BRIEF: Each line of the data that includes the string "укрытий" is to be copied out.

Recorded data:

— BEGIN —

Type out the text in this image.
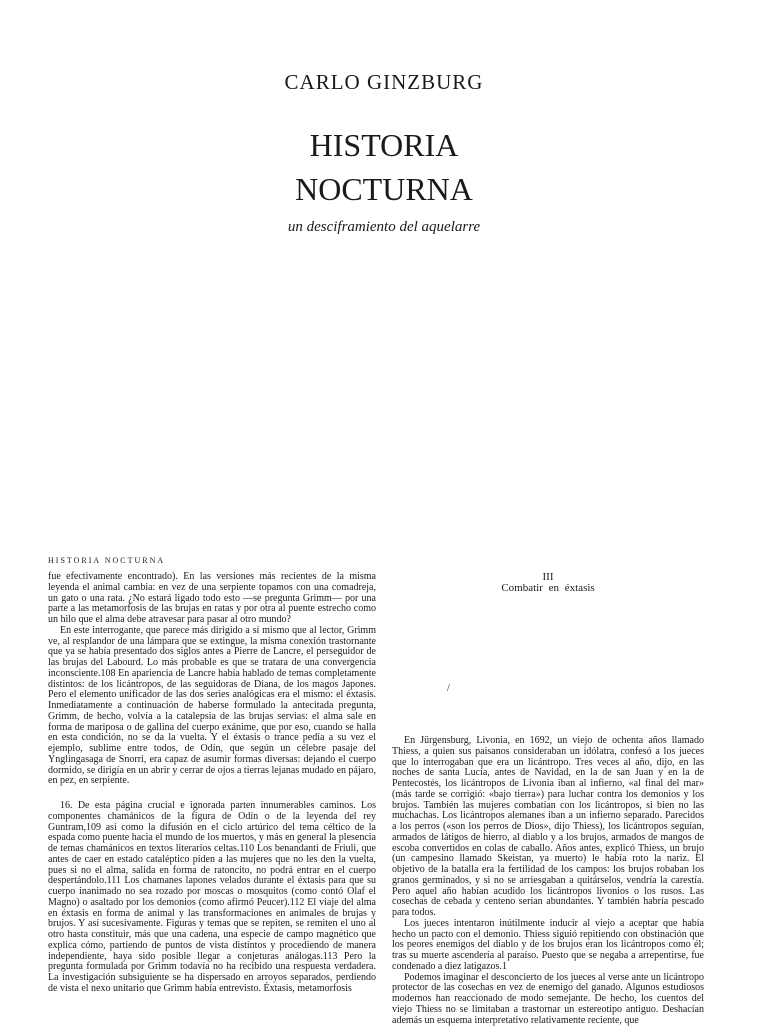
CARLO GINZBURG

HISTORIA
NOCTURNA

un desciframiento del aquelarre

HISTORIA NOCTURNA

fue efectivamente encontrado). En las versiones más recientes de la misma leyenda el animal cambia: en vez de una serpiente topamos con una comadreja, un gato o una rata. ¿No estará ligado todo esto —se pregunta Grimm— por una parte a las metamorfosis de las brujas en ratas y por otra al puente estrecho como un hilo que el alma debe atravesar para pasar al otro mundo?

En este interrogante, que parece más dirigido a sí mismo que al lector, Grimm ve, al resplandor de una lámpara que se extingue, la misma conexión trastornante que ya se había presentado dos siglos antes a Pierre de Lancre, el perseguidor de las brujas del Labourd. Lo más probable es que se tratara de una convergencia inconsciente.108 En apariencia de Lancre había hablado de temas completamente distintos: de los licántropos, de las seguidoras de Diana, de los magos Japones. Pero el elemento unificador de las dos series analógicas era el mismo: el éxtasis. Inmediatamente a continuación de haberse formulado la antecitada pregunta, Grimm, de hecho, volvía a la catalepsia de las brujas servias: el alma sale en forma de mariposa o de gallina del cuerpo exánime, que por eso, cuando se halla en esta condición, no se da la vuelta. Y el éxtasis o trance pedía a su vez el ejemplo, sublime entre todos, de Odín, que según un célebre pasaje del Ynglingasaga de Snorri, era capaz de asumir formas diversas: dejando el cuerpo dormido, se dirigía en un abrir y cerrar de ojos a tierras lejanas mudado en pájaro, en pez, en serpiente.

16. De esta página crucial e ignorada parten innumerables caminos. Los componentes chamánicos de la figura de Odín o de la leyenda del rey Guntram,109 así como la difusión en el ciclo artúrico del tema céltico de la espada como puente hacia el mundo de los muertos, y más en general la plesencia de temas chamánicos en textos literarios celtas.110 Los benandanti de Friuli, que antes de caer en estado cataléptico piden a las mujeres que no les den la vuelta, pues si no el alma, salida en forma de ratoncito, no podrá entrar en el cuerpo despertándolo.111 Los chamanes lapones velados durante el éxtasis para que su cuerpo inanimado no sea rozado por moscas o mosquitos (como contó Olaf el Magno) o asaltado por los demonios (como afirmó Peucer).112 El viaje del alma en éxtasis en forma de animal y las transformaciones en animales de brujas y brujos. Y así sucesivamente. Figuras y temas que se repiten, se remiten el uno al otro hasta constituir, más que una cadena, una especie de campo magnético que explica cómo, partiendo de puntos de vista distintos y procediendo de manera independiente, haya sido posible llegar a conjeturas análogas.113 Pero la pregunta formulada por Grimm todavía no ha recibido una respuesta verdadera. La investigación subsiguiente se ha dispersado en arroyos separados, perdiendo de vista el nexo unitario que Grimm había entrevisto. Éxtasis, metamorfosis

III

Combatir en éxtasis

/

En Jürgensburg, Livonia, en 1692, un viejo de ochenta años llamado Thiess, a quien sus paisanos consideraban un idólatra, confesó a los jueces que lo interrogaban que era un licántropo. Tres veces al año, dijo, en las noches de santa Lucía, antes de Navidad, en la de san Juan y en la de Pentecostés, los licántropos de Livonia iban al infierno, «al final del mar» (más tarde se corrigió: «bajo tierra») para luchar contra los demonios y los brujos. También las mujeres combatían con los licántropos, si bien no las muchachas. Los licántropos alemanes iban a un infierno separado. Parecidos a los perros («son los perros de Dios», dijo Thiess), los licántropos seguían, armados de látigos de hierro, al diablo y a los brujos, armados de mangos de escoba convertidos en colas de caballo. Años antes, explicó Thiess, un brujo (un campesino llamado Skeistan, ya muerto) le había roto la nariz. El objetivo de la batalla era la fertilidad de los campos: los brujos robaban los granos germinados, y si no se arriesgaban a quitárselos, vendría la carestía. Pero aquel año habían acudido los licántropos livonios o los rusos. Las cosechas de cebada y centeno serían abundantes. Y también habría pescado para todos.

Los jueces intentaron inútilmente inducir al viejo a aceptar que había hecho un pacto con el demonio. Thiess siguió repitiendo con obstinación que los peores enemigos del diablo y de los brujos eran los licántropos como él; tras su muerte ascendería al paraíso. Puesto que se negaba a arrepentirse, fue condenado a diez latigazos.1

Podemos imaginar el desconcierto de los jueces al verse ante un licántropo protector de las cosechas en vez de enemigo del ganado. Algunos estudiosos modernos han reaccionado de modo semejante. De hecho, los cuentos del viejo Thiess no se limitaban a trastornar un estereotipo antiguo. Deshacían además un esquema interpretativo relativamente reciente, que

— END —
— BEGIN —

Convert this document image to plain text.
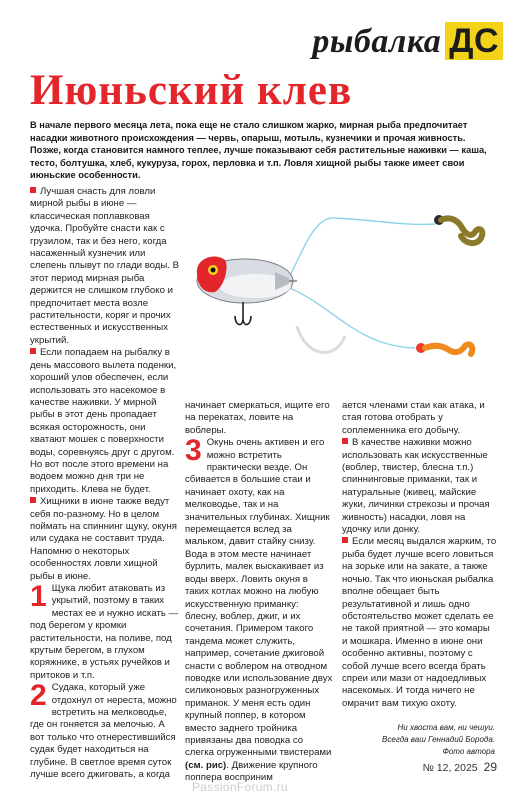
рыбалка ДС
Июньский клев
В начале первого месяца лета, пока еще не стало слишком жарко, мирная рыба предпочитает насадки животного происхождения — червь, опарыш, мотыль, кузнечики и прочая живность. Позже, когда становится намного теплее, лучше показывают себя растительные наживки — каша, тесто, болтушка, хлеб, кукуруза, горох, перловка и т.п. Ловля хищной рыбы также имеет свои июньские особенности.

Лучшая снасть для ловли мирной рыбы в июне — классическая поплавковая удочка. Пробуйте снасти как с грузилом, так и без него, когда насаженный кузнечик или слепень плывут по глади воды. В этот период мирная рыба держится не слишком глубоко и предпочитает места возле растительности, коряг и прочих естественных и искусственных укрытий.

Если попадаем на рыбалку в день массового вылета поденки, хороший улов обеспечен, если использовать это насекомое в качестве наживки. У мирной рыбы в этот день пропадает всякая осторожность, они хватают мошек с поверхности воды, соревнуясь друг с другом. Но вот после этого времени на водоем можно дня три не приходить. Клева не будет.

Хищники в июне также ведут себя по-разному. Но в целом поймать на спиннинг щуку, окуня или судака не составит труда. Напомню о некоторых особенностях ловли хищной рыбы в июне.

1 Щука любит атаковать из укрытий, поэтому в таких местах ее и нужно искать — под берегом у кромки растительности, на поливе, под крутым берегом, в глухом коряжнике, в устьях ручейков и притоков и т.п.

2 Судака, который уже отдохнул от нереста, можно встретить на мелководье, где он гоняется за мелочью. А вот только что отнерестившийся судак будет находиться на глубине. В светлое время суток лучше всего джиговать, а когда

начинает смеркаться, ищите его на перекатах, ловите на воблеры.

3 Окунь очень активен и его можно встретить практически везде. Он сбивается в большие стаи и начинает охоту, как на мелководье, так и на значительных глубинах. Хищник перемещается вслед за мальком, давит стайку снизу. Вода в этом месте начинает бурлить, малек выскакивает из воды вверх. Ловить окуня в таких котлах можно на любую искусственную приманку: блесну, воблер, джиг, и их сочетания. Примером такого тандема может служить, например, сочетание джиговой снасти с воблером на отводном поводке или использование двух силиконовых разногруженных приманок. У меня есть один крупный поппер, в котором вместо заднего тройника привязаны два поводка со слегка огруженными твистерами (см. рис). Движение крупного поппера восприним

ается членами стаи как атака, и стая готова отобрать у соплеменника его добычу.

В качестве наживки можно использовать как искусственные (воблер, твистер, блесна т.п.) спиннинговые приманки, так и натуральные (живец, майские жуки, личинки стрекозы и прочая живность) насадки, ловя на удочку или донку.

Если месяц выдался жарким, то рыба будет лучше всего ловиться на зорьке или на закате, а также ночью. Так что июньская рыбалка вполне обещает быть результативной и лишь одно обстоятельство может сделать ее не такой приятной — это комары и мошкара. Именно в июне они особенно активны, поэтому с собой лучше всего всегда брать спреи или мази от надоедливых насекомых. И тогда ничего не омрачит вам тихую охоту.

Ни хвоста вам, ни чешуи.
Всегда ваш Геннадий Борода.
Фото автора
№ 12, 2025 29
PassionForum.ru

— END —

EXERCISE OUTPUT:
Лучшая снасть для ловли мирной рыбы в июне — классическая поплавковая удочка. Пробуйте снасти как с грузилом, так и без него, когда насаженный кузнечик или слепень плывут по глади воды. В этот период мирная рыба держится не слишком глубоко и предпочитает места возле растительности, коряг и прочих естественных и искусственных укрытий.
1 Щука любит атаковать из укрытий, поэтому в таких местах ее и нужно искать — под берегом у кромки растительности, на поливе, под крутым берегом, в глухом коряжнике, в устьях ручейков и притоков и т.п.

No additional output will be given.